What the task asks -> Update the rows below by changing every occurrence of "table-cell" to "data-cell" and leaving everything else unchanged. Leave the pictures out of your answer.

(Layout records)
******
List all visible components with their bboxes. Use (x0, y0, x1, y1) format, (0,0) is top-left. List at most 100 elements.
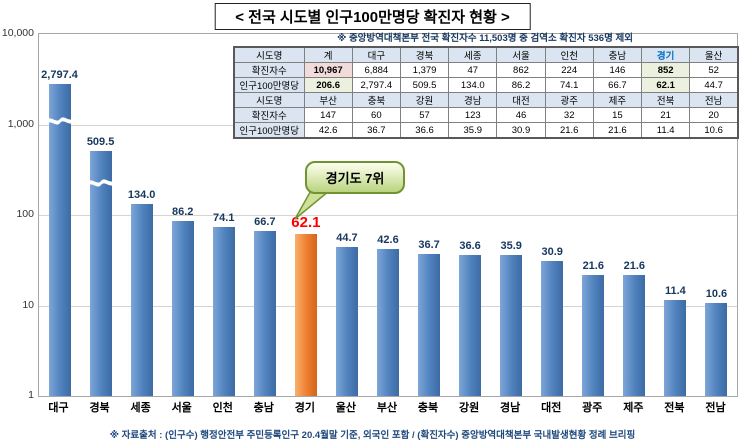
bar-value-label: 2,797.4 (41, 69, 78, 82)
y-axis-tick-label: 10,000 (1, 27, 34, 39)
table-region-header: 부산 (303, 92, 353, 108)
bar-value-label: 36.6 (459, 239, 481, 252)
table-cell: 224 (544, 62, 594, 78)
bar (335, 246, 358, 396)
bar (377, 248, 399, 396)
bar-value-label: 134.0 (127, 188, 156, 201)
y-axis-tick-label: 10 (22, 298, 34, 311)
x-axis-category-label: 울산 (335, 402, 357, 414)
x-axis-category-label: 서울 (171, 402, 192, 414)
table-cell: 10,967 (303, 62, 353, 78)
table-cell: 60 (351, 107, 401, 123)
table-cell: 32 (544, 107, 594, 123)
summary-table-wrap: ※ 중앙방역대책본부 전국 확진자수 11,503명 중 검역소 확진자 536… (233, 30, 739, 139)
bar-highlighted (294, 233, 317, 396)
table-region-header: 전남 (689, 92, 739, 108)
callout-label: 경기도 7위 (305, 161, 405, 194)
table-region-header: 세종 (448, 46, 498, 63)
table-cell: 1,379 (399, 62, 450, 78)
x-axis-category-label: 제주 (623, 402, 644, 414)
chart-title: < 전국 시도별 인구100만명당 확진자 현황 > (214, 3, 531, 30)
bar (253, 230, 276, 396)
bar (459, 254, 482, 396)
bar (48, 84, 71, 396)
table-region-header: 경남 (448, 92, 498, 108)
bar-value-label: 30.9 (541, 246, 563, 259)
bar-value-label: 21.6 (582, 260, 604, 273)
x-axis-category-label: 세종 (130, 402, 151, 414)
x-axis-category-label: 경북 (89, 402, 110, 414)
table-row-label: 인구100만명당 (233, 77, 305, 93)
table-cell: 62.1 (641, 77, 691, 93)
x-axis-category-label: 경남 (500, 402, 521, 414)
table-cell: 134.0 (448, 77, 498, 93)
bar-value-label: 509.5 (86, 136, 115, 149)
x-axis-category-label: 전남 (705, 402, 726, 414)
table-cell: 10.6 (689, 122, 739, 139)
table-cell: 44.7 (689, 77, 739, 93)
table-cell: 35.9 (448, 122, 498, 139)
table-region-header: 충남 (592, 46, 643, 63)
y-axis-tick-label: 1,000 (7, 117, 34, 130)
table-note: ※ 중앙방역대책본부 전국 확진자수 11,503명 중 검역소 확진자 536… (337, 33, 633, 44)
table-cell: 47 (448, 62, 498, 78)
table-region-header: 경기 (641, 46, 691, 63)
table-cell: 46 (496, 107, 546, 123)
bar (130, 203, 153, 396)
table-cell: 2,797.4 (351, 77, 401, 93)
gridline (39, 215, 737, 216)
x-axis-category-label: 경기 (294, 402, 315, 414)
bar-value-label: 86.2 (171, 205, 194, 218)
x-axis-category-label: 전북 (664, 402, 685, 414)
x-axis-category-label: 인천 (212, 402, 233, 414)
bar-value-label: 44.7 (336, 231, 358, 244)
table-cell: 852 (641, 62, 691, 78)
table-cell: 21.6 (544, 122, 594, 139)
table-region-header: 울산 (689, 46, 739, 63)
table-region-header: 서울 (496, 46, 546, 63)
table-cell: 11.4 (641, 122, 691, 139)
bar-value-label: 21.6 (623, 260, 646, 273)
x-axis-category-label: 강원 (458, 402, 480, 414)
table-cell: 36.6 (399, 122, 450, 139)
callout-bubble: 경기도 7위 (293, 161, 409, 227)
table-region-header: 전북 (641, 92, 691, 108)
table-cell: 42.6 (303, 122, 353, 139)
table-row-label: 시도명 (233, 46, 305, 63)
axis-break-icon (87, 176, 114, 188)
table-cell: 15 (592, 107, 643, 123)
bar (582, 275, 605, 396)
table-cell: 36.7 (351, 122, 401, 139)
bar (623, 275, 646, 396)
table-cell: 206.6 (303, 77, 353, 93)
bar (500, 255, 523, 396)
table-region-header: 강원 (399, 92, 450, 108)
bar (664, 300, 687, 396)
bar-value-label: 11.4 (665, 285, 686, 298)
y-axis-tick-label: 1 (28, 389, 34, 401)
bar (171, 220, 194, 396)
table-region-header: 경북 (399, 46, 450, 63)
x-axis-category-label: 충남 (253, 402, 274, 414)
table-cell: 147 (303, 107, 353, 123)
x-axis-category-label: 대전 (541, 402, 562, 414)
table-cell: 123 (448, 107, 498, 123)
bar (541, 261, 564, 396)
table-cell: 146 (592, 62, 643, 78)
bar-value-label: 36.7 (418, 239, 440, 252)
bar (705, 303, 728, 396)
table-region-header: 대전 (496, 92, 546, 108)
y-axis-tick-label: 100 (16, 208, 34, 220)
table-region-header: 인천 (544, 46, 594, 63)
table-row-label: 확진자수 (233, 107, 305, 123)
table-cell: 509.5 (399, 77, 450, 93)
table-row-label: 인구100만명당 (233, 122, 305, 139)
bar-value-label: 35.9 (500, 240, 522, 253)
source-note: ※ 자료출처 : (인구수) 행정안전부 주민등록인구 20.4월말 기준, 외… (109, 430, 636, 441)
table-cell: 74.1 (544, 77, 594, 93)
bar-value-label: 42.6 (377, 233, 399, 246)
table-cell: 862 (496, 62, 546, 78)
table-row-label: 확진자수 (233, 62, 305, 78)
table-region-header: 계 (303, 46, 353, 63)
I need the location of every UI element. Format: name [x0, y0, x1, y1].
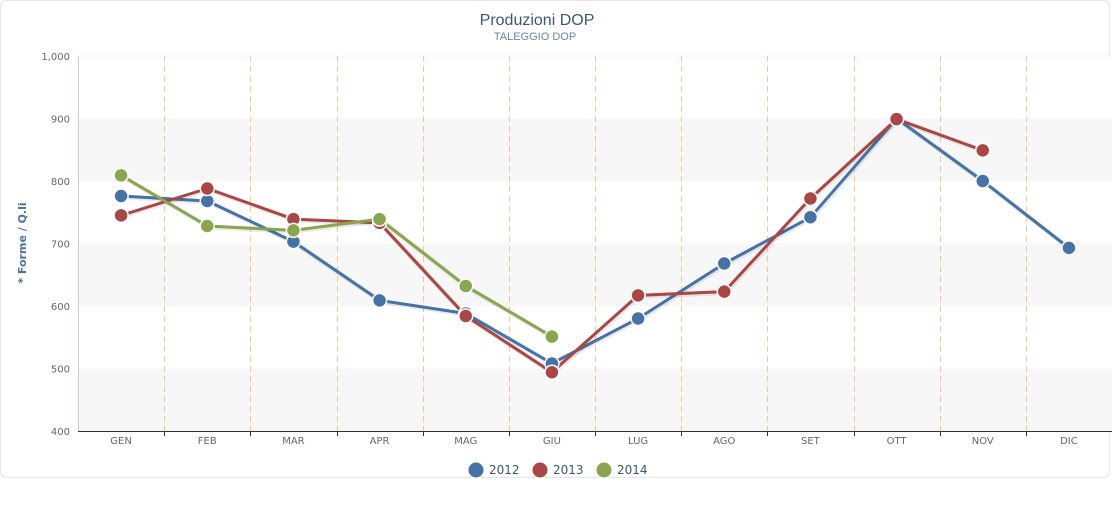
******
Problem solution ->
List all visible components with their bboxes. Use (x0, y0, x1, y1) format, (0,0) is top-left. List at most 100 elements.
bar-value-label: 2,797.4 (41, 69, 78, 82)
y-axis-tick-label: 10,000 (1, 27, 34, 39)
table-region-header: 부산 (303, 92, 353, 108)
bar-value-label: 36.6 (459, 239, 481, 252)
data-cell: 224 (544, 62, 594, 78)
bar (335, 246, 358, 396)
bar (377, 248, 399, 396)
bar-value-label: 134.0 (127, 188, 156, 201)
y-axis-tick-label: 10 (22, 298, 34, 311)
x-axis-category-label: 울산 (335, 402, 357, 414)
x-axis-category-label: 서울 (171, 402, 192, 414)
data-cell: 10,967 (303, 62, 353, 78)
data-cell: 60 (351, 107, 401, 123)
data-cell: 32 (544, 107, 594, 123)
summary-table-wrap: ※ 중앙방역대책본부 전국 확진자수 11,503명 중 검역소 확진자 536… (233, 30, 739, 139)
bar-highlighted (294, 233, 317, 396)
table-region-header: 전남 (689, 92, 739, 108)
callout-label: 경기도 7위 (305, 161, 405, 194)
table-region-header: 세종 (448, 46, 498, 63)
data-cell: 1,379 (399, 62, 450, 78)
x-axis-category-label: 제주 (623, 402, 644, 414)
chart-title: < 전국 시도별 인구100만명당 확진자 현황 > (214, 3, 531, 30)
bar (253, 230, 276, 396)
bar (459, 254, 482, 396)
bar (48, 84, 71, 396)
table-region-header: 경남 (448, 92, 498, 108)
bar-value-label: 30.9 (541, 246, 563, 259)
bar-value-label: 21.6 (582, 260, 604, 273)
x-axis-category-label: 세종 (130, 402, 151, 414)
x-axis-category-label: 경북 (89, 402, 110, 414)
table-row-label: 인구100만명당 (233, 77, 305, 93)
data-cell: 62.1 (641, 77, 691, 93)
x-axis-category-label: 경남 (500, 402, 521, 414)
data-cell: 134.0 (448, 77, 498, 93)
bar-value-label: 509.5 (86, 136, 115, 149)
x-axis-category-label: 전남 (705, 402, 726, 414)
data-cell: 10.6 (689, 122, 739, 139)
data-cell: 44.7 (689, 77, 739, 93)
data-cell: 35.9 (448, 122, 498, 139)
table-region-header: 충남 (592, 46, 643, 63)
y-axis-tick-label: 1,000 (7, 117, 34, 130)
table-note: ※ 중앙방역대책본부 전국 확진자수 11,503명 중 검역소 확진자 536… (337, 33, 633, 44)
data-cell: 47 (448, 62, 498, 78)
table-region-header: 경기 (641, 46, 691, 63)
data-cell: 46 (496, 107, 546, 123)
bar (130, 203, 153, 396)
data-cell: 2,797.4 (351, 77, 401, 93)
gridline (39, 215, 737, 216)
x-axis-category-label: 경기 (294, 402, 315, 414)
bar-value-label: 86.2 (171, 205, 194, 218)
x-axis-category-label: 전북 (664, 402, 685, 414)
x-axis-category-label: 인천 (212, 402, 233, 414)
bar-value-label: 44.7 (336, 231, 358, 244)
data-cell: 852 (641, 62, 691, 78)
data-cell: 21.6 (544, 122, 594, 139)
table-region-header: 울산 (689, 46, 739, 63)
table-region-header: 서울 (496, 46, 546, 63)
data-cell: 11.4 (641, 122, 691, 139)
bar-value-label: 21.6 (623, 260, 646, 273)
x-axis-category-label: 강원 (458, 402, 480, 414)
data-cell: 36.6 (399, 122, 450, 139)
callout-bubble: 경기도 7위 (293, 161, 409, 227)
table-region-header: 전북 (641, 92, 691, 108)
data-cell: 42.6 (303, 122, 353, 139)
table-row-label: 시도명 (233, 46, 305, 63)
axis-break-icon (87, 176, 114, 188)
data-cell: 15 (592, 107, 643, 123)
bar (582, 275, 605, 396)
data-cell: 36.7 (351, 122, 401, 139)
bar (623, 275, 646, 396)
data-cell: 206.6 (303, 77, 353, 93)
bar (500, 255, 523, 396)
table-region-header: 강원 (399, 92, 450, 108)
bar (664, 300, 687, 396)
bar-value-label: 11.4 (665, 285, 686, 298)
y-axis-tick-label: 1 (28, 389, 34, 401)
bar (171, 220, 194, 396)
table-region-header: 경북 (399, 46, 450, 63)
x-axis-category-label: 충남 (253, 402, 274, 414)
data-cell: 147 (303, 107, 353, 123)
x-axis-category-label: 대전 (541, 402, 562, 414)
data-cell: 123 (448, 107, 498, 123)
bar (541, 261, 564, 396)
data-cell: 146 (592, 62, 643, 78)
bar-value-label: 36.7 (418, 239, 440, 252)
bar (705, 303, 728, 396)
table-region-header: 대전 (496, 92, 546, 108)
y-axis-tick-label: 100 (16, 208, 34, 220)
table-region-header: 인천 (544, 46, 594, 63)
table-row-label: 확진자수 (233, 107, 305, 123)
data-cell: 509.5 (399, 77, 450, 93)
table-row-label: 인구100만명당 (233, 122, 305, 139)
bar-value-label: 35.9 (500, 240, 522, 253)
source-note: ※ 자료출처 : (인구수) 행정안전부 주민등록인구 20.4월말 기준, 외… (109, 430, 636, 441)
data-cell: 74.1 (544, 77, 594, 93)
bar-value-label: 42.6 (377, 233, 399, 246)
data-cell: 862 (496, 62, 546, 78)
table-row-label: 확진자수 (233, 62, 305, 78)
table-region-header: 계 (303, 46, 353, 63)
I need the location of every UI element. Format: name [x0, y0, x1, y1].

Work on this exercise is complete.